··· Items ···

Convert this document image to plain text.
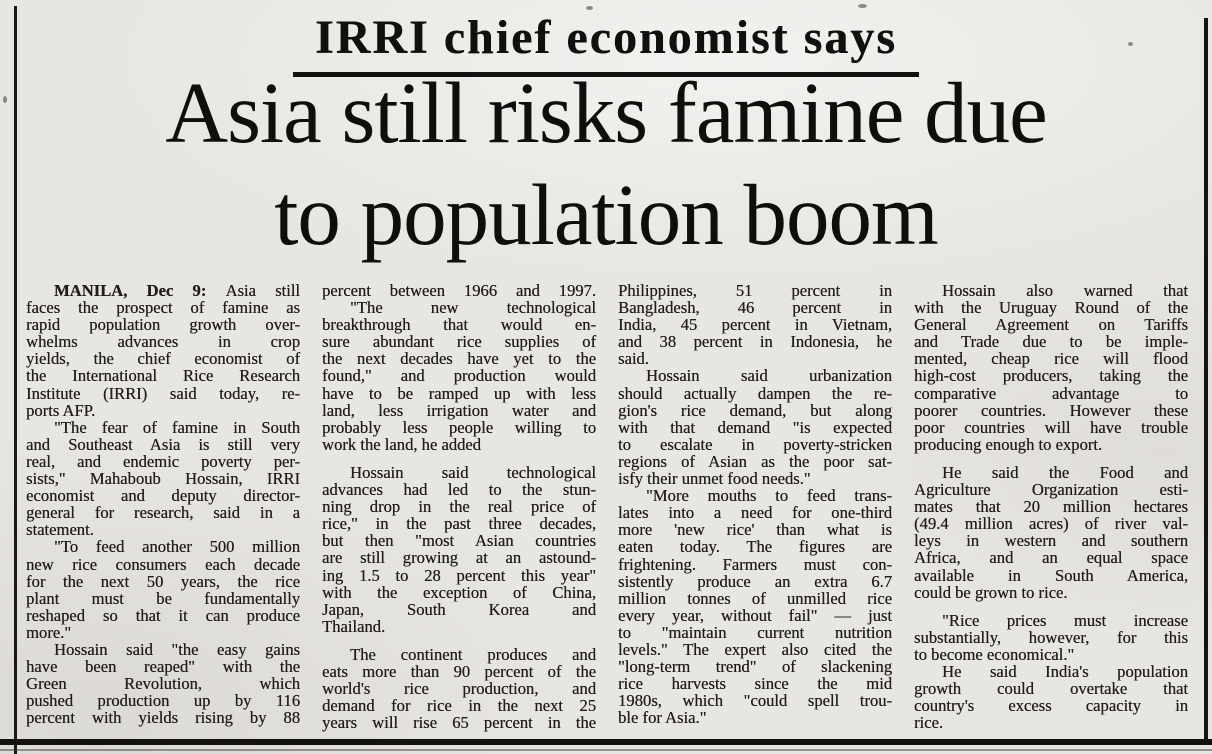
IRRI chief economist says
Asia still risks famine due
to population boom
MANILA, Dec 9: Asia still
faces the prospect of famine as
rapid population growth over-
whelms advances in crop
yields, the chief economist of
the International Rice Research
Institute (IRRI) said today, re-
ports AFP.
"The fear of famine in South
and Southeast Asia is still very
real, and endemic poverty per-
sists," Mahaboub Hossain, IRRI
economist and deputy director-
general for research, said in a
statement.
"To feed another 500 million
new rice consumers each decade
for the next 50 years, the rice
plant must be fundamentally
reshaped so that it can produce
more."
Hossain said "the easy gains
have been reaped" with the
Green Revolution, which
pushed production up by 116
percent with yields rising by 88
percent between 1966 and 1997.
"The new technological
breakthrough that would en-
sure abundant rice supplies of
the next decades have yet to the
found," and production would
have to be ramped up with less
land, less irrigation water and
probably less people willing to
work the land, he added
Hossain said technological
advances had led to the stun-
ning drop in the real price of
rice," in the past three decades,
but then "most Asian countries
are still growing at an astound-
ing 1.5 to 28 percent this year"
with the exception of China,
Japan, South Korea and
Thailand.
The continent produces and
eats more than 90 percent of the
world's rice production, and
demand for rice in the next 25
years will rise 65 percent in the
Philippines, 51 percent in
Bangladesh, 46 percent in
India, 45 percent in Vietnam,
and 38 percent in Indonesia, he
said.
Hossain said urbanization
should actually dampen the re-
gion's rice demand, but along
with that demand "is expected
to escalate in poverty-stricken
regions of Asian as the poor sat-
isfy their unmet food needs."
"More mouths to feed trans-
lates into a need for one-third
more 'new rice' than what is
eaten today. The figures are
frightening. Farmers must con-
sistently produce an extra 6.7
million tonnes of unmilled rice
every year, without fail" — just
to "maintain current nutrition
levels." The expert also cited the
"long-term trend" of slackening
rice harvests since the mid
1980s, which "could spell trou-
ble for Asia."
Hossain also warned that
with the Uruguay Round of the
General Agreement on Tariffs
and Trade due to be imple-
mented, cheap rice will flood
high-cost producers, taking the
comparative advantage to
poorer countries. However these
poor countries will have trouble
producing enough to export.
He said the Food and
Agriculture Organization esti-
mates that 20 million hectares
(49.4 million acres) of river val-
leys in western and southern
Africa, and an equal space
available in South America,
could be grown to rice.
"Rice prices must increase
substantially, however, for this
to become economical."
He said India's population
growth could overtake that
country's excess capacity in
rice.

···
··· Items ···

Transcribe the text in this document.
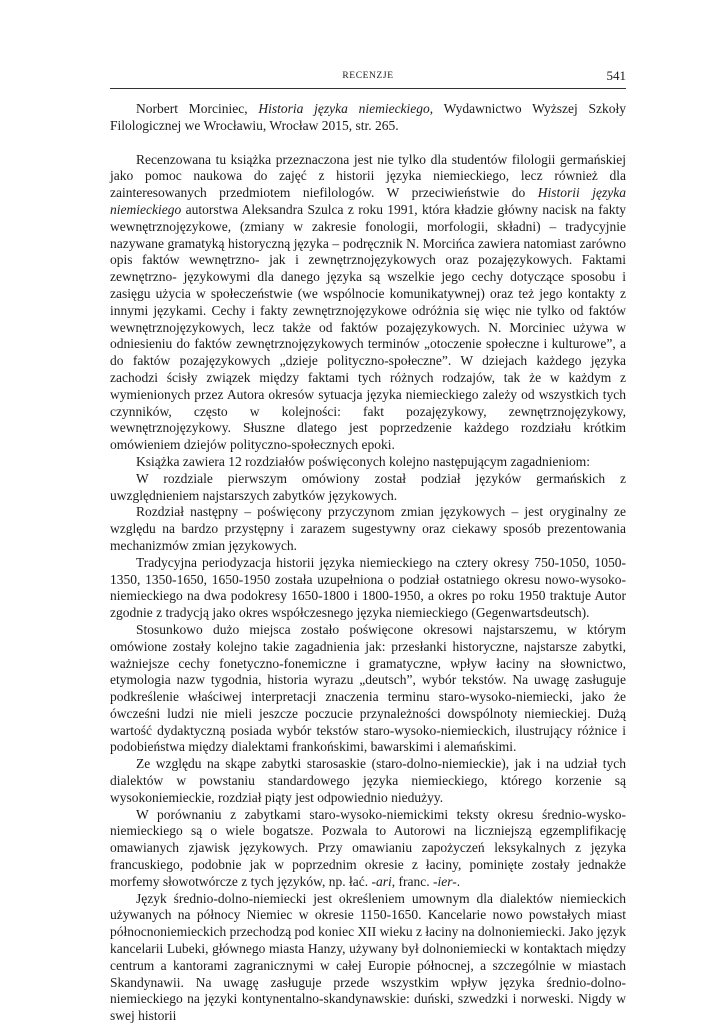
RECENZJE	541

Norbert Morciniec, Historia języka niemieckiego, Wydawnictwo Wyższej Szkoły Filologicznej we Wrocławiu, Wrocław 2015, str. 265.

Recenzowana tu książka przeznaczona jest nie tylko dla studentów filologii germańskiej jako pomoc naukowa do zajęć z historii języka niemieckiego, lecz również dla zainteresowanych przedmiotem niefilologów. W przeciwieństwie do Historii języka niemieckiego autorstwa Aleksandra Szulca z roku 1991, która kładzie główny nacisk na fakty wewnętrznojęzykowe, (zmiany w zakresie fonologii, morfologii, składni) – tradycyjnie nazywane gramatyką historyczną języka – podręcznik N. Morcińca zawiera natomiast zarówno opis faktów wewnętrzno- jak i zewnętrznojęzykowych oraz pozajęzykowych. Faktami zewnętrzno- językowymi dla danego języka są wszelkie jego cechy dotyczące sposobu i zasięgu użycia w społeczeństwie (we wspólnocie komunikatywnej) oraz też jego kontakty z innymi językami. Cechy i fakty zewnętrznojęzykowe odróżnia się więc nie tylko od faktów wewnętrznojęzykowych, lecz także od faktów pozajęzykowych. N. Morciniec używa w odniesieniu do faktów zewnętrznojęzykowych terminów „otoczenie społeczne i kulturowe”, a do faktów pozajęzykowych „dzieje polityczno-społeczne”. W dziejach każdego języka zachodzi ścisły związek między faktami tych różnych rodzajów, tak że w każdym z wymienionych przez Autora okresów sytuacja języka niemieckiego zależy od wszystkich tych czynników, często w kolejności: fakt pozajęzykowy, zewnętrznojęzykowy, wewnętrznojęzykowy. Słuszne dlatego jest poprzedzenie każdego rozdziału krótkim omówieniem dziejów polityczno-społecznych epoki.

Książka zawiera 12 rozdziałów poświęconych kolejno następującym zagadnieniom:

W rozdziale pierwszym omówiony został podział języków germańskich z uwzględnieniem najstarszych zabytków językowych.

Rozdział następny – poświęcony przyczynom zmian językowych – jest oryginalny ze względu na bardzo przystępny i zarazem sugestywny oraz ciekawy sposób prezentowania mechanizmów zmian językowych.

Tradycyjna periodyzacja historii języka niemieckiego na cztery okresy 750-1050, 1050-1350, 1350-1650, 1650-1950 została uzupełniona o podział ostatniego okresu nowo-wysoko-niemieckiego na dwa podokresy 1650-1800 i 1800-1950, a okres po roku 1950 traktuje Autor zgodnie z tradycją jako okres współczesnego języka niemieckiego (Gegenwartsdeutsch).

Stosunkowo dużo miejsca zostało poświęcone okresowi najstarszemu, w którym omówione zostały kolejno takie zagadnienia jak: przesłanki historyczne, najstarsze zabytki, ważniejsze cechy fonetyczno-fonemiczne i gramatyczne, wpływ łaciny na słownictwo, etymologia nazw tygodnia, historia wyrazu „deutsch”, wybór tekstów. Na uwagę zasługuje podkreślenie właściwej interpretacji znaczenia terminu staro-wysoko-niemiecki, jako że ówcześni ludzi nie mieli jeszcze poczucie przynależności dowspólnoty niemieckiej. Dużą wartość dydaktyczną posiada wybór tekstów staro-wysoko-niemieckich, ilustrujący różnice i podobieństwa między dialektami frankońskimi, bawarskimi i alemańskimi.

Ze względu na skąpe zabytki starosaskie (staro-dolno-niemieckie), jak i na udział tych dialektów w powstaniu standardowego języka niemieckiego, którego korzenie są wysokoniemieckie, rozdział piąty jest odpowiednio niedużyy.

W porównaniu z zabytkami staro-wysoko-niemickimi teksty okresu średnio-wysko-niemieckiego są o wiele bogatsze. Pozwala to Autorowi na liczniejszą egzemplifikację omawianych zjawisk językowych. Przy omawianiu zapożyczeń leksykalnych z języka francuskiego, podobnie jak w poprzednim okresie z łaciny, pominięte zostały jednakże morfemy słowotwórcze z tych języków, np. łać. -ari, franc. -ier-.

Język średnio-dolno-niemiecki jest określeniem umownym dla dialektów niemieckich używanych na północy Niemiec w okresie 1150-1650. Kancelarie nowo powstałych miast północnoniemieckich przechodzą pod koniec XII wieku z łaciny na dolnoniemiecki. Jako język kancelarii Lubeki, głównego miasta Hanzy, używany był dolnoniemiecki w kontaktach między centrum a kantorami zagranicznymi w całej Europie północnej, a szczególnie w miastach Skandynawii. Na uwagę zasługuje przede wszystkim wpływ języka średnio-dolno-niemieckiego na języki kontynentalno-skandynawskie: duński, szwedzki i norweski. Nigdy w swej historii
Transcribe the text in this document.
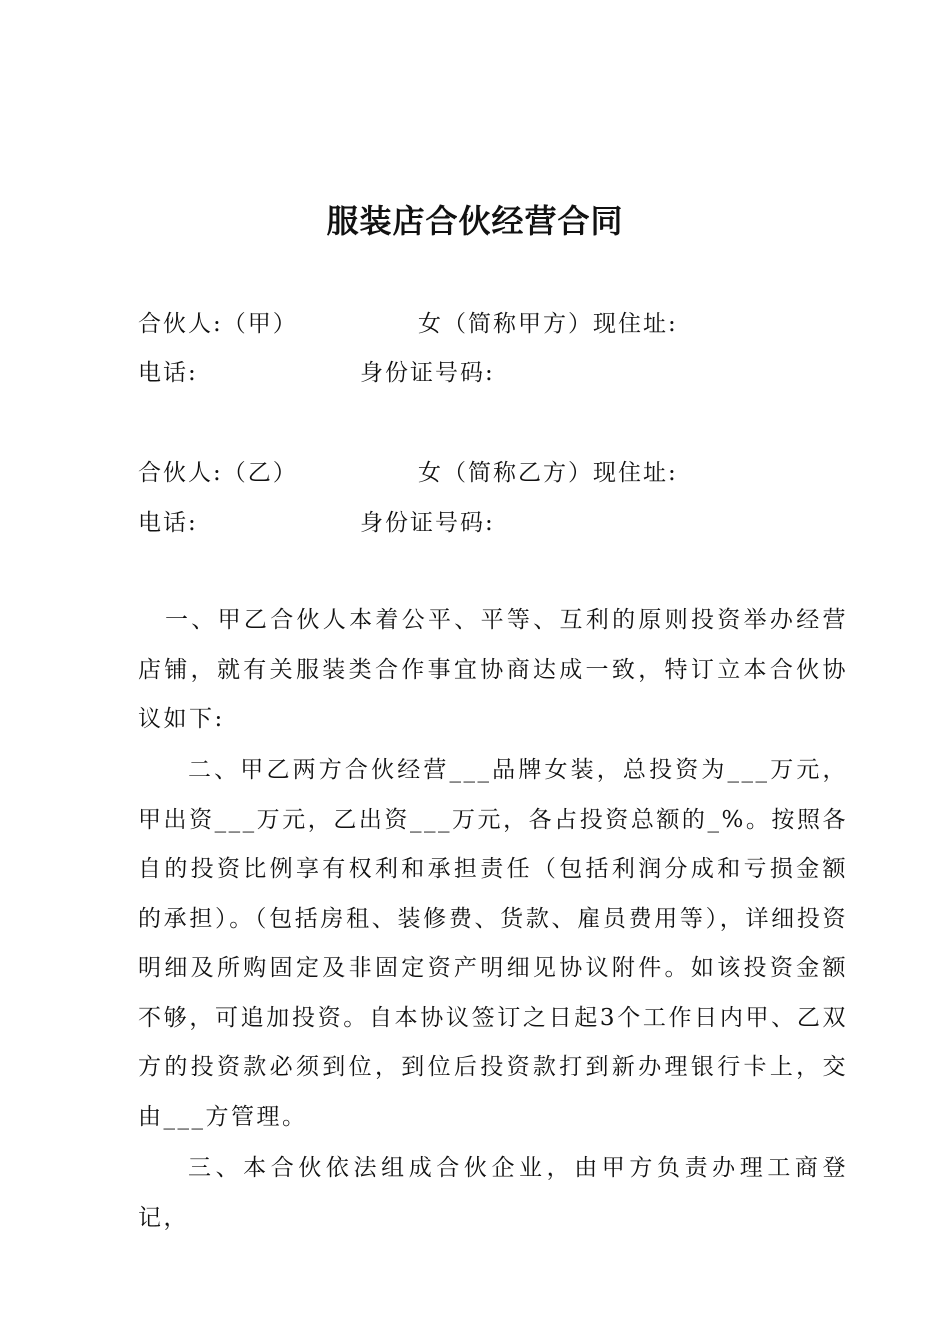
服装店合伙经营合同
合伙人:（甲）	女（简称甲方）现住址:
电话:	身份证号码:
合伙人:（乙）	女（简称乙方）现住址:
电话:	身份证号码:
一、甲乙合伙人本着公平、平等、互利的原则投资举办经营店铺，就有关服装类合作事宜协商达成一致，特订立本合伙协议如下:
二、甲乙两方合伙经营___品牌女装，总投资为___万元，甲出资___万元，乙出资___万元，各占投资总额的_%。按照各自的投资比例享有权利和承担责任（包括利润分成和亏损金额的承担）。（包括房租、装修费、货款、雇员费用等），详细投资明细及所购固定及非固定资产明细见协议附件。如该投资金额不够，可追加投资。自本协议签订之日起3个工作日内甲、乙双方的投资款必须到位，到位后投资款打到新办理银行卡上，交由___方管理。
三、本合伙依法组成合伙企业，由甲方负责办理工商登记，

···
··· Items ···

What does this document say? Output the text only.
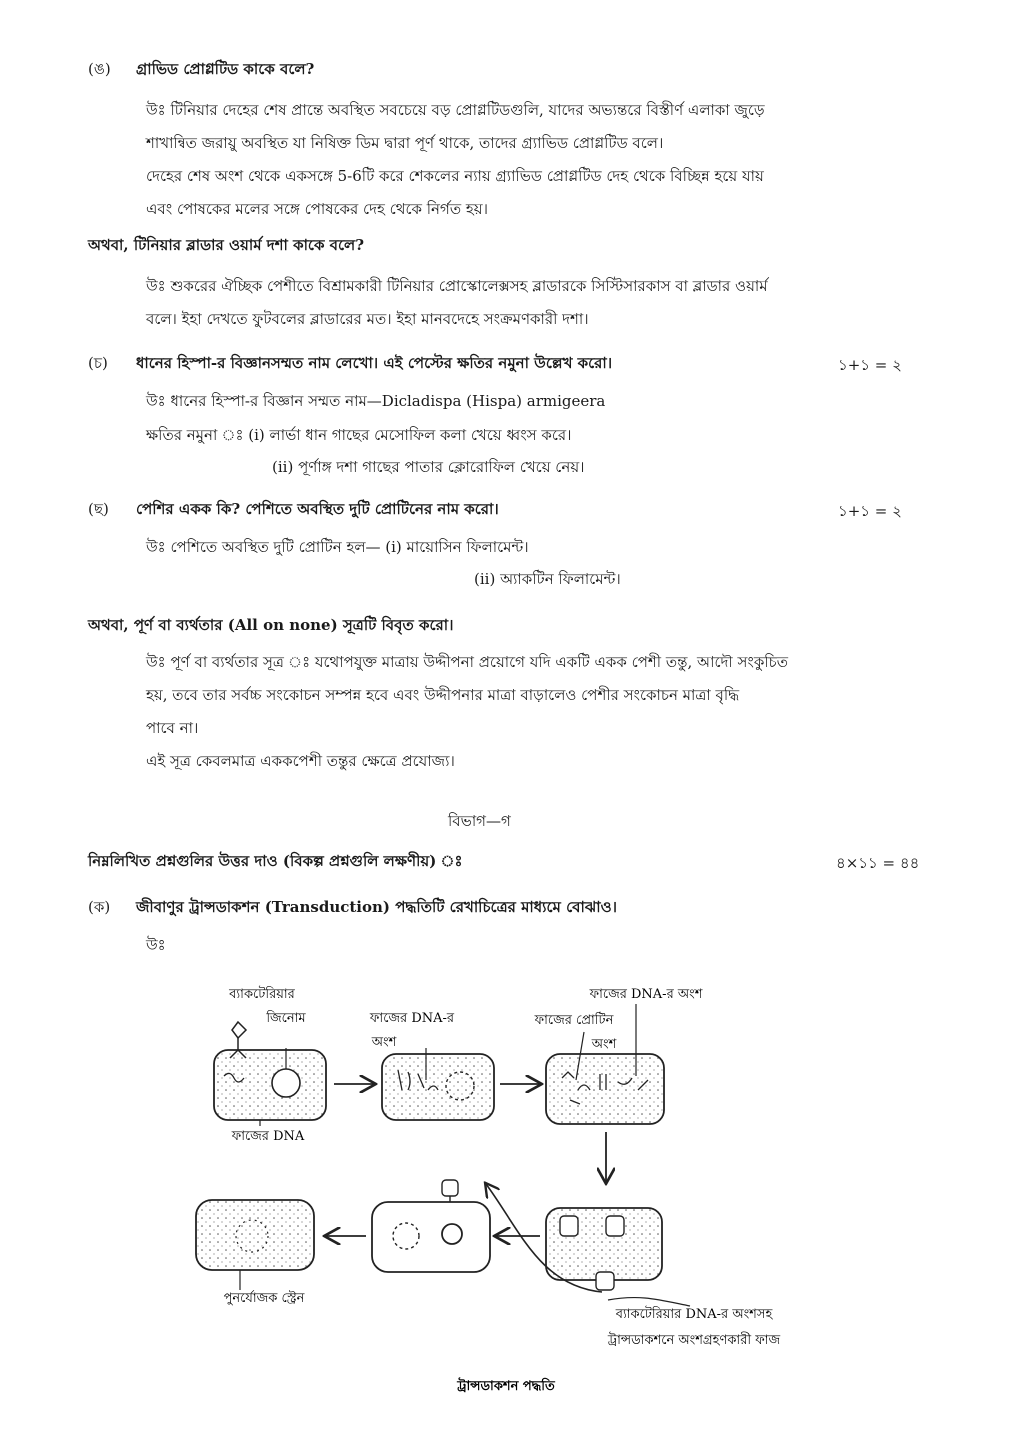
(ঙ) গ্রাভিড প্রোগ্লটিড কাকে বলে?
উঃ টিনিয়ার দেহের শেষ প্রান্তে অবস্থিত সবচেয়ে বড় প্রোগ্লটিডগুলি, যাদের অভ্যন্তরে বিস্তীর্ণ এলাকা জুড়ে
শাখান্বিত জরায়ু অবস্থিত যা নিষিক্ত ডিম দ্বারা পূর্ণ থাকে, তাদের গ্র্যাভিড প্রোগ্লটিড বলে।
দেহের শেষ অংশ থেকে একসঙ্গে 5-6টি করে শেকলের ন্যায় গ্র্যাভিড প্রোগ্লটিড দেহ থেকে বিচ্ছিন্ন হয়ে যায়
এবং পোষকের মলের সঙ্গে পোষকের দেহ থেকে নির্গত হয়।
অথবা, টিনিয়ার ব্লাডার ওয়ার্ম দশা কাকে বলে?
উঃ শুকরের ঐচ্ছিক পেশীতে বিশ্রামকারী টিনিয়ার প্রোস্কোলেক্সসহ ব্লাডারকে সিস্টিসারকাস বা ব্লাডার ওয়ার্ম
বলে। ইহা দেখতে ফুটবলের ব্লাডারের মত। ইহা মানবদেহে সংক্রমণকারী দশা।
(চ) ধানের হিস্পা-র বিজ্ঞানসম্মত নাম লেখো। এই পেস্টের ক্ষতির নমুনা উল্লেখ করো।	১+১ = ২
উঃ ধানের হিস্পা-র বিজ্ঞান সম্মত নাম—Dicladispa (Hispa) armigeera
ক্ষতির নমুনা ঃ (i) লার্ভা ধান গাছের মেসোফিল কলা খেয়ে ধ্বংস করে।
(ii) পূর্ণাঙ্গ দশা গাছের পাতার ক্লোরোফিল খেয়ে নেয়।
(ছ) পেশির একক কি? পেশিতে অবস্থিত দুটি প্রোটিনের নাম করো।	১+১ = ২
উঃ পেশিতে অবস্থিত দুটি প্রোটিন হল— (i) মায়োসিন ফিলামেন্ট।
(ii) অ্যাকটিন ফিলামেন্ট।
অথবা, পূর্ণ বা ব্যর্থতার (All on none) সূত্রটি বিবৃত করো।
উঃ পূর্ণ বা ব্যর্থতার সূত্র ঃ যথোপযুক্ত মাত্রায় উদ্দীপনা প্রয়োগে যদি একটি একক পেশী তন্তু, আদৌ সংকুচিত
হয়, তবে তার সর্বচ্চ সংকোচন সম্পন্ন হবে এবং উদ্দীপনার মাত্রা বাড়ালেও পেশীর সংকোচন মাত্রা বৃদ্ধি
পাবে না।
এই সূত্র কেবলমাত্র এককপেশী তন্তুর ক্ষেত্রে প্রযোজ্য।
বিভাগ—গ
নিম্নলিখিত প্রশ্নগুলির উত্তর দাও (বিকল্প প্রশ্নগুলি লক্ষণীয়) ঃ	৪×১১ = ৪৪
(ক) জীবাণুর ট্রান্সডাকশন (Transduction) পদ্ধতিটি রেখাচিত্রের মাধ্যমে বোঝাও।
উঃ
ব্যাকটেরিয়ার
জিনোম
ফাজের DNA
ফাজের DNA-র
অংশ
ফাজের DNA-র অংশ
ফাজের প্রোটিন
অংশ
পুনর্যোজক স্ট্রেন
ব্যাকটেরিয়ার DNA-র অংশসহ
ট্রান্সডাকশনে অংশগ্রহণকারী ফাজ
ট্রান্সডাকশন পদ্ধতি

···

# What needs to be done
Take every line from the data above that holds "than" and copy it out.

# Full response
eats more than 90 percent of the
more 'new rice' than what is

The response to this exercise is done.